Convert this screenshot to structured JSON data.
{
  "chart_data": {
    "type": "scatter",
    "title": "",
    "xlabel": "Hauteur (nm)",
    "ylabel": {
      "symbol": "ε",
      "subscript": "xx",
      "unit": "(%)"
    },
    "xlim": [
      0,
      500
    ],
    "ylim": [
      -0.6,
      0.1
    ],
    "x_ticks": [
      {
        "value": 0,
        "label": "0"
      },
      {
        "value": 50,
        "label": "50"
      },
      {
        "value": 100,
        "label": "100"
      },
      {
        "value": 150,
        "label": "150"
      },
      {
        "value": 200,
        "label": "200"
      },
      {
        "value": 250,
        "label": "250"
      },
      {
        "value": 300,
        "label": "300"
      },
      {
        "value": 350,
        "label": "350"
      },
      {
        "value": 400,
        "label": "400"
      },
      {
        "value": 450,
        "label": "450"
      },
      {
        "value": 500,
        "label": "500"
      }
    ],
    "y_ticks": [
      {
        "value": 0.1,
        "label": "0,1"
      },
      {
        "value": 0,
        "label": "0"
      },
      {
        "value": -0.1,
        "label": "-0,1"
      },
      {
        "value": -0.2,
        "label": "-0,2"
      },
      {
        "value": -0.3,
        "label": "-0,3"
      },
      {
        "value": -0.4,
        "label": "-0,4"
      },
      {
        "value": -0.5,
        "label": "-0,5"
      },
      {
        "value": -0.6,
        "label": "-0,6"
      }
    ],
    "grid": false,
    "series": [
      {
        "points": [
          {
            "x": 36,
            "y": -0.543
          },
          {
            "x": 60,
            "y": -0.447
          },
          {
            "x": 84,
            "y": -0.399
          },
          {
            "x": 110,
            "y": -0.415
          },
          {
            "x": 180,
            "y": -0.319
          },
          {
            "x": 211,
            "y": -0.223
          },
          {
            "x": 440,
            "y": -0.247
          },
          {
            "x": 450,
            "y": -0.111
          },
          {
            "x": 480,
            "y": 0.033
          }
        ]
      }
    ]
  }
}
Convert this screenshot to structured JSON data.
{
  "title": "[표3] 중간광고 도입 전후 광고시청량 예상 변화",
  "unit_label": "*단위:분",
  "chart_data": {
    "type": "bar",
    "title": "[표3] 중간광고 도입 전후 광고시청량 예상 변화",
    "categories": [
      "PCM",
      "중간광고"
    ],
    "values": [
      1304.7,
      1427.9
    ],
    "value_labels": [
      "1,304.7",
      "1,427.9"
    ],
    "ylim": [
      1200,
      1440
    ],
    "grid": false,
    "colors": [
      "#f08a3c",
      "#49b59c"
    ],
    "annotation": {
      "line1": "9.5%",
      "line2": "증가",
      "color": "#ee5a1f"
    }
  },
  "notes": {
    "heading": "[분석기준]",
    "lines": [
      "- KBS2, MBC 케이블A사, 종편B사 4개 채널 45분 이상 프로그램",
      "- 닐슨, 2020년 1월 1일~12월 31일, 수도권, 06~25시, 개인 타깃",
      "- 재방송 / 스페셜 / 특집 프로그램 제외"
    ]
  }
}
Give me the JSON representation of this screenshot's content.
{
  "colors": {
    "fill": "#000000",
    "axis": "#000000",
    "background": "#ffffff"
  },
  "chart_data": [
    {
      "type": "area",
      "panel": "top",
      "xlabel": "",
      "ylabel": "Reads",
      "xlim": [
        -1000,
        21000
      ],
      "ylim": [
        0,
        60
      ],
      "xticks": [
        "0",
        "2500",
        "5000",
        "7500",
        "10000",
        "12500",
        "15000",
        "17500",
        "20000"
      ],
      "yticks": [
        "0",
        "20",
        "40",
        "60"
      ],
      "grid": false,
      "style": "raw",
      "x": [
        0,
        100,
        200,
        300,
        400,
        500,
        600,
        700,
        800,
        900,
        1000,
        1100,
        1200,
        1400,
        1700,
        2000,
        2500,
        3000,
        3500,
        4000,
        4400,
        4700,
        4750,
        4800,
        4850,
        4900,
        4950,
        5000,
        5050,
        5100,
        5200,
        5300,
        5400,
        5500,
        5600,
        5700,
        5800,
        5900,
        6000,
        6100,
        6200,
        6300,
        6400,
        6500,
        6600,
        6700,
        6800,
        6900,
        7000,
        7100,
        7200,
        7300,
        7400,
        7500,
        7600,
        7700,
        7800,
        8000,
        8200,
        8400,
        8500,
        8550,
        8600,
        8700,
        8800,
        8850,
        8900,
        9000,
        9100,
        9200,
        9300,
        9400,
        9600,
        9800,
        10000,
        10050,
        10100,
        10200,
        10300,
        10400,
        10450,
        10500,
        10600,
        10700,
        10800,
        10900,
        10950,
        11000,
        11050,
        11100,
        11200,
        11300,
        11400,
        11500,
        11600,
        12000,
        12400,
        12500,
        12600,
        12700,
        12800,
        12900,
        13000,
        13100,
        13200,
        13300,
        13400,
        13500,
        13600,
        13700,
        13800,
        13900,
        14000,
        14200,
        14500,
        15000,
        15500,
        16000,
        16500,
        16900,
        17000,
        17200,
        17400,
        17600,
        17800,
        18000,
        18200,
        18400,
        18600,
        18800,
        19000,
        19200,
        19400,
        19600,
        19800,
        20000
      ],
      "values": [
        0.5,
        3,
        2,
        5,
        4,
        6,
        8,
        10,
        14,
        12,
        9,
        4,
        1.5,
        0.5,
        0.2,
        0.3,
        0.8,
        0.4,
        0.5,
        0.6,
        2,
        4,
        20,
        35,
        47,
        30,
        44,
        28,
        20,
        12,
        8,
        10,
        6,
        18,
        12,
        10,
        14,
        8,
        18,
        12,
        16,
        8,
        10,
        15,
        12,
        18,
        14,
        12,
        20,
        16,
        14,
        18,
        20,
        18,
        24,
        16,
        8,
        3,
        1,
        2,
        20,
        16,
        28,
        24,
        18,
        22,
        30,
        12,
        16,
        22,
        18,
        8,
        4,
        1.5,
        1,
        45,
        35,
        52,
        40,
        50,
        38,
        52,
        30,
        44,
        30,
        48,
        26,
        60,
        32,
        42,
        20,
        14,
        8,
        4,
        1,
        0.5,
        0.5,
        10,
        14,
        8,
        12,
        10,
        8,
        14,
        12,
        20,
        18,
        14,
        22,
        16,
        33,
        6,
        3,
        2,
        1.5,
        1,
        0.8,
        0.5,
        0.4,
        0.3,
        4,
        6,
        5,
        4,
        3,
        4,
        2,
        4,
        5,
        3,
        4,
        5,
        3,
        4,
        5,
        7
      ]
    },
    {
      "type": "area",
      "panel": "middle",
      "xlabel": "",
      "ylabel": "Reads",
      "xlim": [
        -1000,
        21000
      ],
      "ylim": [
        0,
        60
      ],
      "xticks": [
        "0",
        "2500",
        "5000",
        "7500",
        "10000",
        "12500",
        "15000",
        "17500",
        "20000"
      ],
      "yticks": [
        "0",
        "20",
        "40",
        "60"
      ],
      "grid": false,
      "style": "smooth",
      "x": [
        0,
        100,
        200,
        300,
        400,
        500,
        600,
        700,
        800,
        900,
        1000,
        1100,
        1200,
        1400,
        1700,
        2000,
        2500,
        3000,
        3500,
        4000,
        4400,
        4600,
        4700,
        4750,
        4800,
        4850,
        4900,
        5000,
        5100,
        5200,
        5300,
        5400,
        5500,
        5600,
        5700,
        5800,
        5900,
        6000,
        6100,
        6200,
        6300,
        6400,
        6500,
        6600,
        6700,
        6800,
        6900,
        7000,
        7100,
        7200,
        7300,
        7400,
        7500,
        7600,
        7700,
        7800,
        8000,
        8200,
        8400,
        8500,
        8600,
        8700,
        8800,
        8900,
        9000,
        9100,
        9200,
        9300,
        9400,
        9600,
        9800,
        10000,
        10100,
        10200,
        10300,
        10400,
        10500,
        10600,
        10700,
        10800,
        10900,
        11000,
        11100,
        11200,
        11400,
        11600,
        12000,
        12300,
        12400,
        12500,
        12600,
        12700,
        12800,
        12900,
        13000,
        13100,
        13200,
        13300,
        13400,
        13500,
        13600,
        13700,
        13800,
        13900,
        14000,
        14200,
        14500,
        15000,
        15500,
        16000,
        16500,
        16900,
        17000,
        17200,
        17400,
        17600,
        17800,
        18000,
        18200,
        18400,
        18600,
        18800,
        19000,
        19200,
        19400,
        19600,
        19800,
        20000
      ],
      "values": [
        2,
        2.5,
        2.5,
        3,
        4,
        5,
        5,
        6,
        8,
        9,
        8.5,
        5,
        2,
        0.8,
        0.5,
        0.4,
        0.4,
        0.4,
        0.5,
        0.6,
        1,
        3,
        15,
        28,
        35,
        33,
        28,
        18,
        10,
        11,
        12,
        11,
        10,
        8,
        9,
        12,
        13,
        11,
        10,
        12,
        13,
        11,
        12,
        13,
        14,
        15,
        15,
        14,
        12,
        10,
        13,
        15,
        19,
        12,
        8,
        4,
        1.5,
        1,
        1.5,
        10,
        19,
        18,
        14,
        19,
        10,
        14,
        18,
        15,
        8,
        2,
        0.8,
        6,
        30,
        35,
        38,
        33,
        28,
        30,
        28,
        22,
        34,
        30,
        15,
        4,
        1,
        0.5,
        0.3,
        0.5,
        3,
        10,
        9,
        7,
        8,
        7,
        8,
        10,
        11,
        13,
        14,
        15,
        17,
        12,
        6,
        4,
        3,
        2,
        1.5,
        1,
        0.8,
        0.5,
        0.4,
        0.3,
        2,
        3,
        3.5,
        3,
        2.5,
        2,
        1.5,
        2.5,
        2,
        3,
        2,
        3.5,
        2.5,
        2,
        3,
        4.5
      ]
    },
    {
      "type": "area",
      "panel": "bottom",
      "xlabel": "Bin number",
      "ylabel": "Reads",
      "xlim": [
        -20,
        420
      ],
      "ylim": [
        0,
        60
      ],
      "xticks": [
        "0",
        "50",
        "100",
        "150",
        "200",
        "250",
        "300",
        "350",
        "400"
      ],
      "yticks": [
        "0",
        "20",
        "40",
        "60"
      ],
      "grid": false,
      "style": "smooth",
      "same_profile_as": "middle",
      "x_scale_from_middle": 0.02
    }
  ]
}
——
● Task: All lines in the data that contain the word "title" should be copied.

● Task solution:
    "title": "",
  "title": "[표3] 중간광고 도입 전후 광고시청량 예상 변화",
    "title": "[표3] 중간광고 도입 전후 광고시청량 예상 변화",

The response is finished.